STORED DATA:
--- BEGIN ---
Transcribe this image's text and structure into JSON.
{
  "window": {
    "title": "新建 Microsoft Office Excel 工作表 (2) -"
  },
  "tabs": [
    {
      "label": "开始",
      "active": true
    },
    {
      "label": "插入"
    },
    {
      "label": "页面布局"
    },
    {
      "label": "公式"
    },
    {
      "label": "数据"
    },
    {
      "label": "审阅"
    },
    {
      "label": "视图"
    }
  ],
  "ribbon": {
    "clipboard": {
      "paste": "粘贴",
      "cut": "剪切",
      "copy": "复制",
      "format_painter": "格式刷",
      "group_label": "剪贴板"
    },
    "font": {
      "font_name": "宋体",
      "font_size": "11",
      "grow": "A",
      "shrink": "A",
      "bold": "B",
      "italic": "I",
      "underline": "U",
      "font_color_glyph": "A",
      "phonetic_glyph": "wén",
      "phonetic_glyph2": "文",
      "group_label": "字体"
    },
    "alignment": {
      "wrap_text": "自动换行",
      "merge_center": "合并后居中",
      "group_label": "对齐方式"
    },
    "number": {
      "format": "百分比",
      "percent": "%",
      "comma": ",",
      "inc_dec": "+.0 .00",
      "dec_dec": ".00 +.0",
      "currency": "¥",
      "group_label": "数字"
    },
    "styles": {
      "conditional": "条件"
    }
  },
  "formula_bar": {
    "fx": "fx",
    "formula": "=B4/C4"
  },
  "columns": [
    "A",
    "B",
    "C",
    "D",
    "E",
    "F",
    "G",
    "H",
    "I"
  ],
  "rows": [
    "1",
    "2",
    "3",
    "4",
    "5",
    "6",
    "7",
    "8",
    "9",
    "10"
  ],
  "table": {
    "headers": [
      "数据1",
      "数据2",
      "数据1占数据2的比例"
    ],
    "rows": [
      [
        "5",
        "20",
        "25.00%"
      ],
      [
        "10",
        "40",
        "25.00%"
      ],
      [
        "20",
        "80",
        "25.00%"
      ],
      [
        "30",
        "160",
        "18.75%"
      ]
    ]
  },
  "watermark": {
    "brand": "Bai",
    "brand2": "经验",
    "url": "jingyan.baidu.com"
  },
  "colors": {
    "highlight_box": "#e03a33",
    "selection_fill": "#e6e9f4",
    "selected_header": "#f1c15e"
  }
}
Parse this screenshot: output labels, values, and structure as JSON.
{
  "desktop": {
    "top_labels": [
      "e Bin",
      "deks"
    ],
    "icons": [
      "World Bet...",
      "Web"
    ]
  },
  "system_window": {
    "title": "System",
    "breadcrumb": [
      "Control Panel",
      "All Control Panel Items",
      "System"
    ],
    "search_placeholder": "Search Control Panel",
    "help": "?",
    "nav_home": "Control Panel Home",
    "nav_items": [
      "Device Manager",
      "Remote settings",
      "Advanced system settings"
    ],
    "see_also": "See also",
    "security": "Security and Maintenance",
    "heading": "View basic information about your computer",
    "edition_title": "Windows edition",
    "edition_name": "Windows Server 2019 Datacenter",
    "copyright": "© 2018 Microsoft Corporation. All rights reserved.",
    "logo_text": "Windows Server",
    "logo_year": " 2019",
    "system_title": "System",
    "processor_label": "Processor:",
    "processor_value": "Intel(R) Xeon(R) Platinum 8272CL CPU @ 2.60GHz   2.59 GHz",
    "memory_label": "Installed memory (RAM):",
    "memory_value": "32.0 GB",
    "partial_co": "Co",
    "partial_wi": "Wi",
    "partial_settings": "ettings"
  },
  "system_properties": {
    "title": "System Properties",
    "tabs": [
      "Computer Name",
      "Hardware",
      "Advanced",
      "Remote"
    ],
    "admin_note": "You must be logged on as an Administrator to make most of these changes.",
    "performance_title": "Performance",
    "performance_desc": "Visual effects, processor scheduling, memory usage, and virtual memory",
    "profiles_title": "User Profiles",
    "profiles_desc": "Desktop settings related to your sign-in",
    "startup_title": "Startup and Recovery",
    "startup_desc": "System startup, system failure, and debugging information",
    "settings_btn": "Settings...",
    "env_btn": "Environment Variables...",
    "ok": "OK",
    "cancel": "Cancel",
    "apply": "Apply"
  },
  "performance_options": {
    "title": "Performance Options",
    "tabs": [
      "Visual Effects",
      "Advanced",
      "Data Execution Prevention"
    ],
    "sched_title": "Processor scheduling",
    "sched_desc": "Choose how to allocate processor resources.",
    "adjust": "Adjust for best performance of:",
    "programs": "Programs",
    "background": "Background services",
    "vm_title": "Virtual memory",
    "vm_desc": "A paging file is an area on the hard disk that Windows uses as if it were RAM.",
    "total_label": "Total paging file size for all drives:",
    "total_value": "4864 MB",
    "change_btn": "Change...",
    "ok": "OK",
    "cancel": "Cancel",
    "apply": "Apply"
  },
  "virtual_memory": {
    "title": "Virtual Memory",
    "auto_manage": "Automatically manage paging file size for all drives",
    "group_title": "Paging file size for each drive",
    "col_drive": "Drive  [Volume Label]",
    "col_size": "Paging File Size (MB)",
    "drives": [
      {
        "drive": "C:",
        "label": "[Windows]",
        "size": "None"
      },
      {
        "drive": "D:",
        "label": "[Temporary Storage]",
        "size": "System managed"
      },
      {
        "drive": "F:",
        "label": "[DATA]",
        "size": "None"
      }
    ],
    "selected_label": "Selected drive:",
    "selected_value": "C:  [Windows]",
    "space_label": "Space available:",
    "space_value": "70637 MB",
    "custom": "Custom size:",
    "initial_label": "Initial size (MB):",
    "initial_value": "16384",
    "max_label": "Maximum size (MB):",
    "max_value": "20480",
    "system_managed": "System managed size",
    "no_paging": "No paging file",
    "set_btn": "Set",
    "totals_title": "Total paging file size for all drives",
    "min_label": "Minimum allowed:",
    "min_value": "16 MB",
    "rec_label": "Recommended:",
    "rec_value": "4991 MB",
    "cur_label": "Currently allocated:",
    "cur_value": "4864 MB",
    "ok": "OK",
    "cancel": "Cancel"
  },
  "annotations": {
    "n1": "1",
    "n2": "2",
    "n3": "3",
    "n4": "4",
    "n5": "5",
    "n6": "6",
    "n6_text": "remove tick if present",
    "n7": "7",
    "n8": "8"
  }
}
--- END ---
WORK TO COMPLETE: Find the lines that include the string "Visual", then copy each of them.

SOLVED PROBLEM:
    "performance_desc": "Visual effects, processor scheduling, memory usage, and virtual memory",
      "Visual Effects",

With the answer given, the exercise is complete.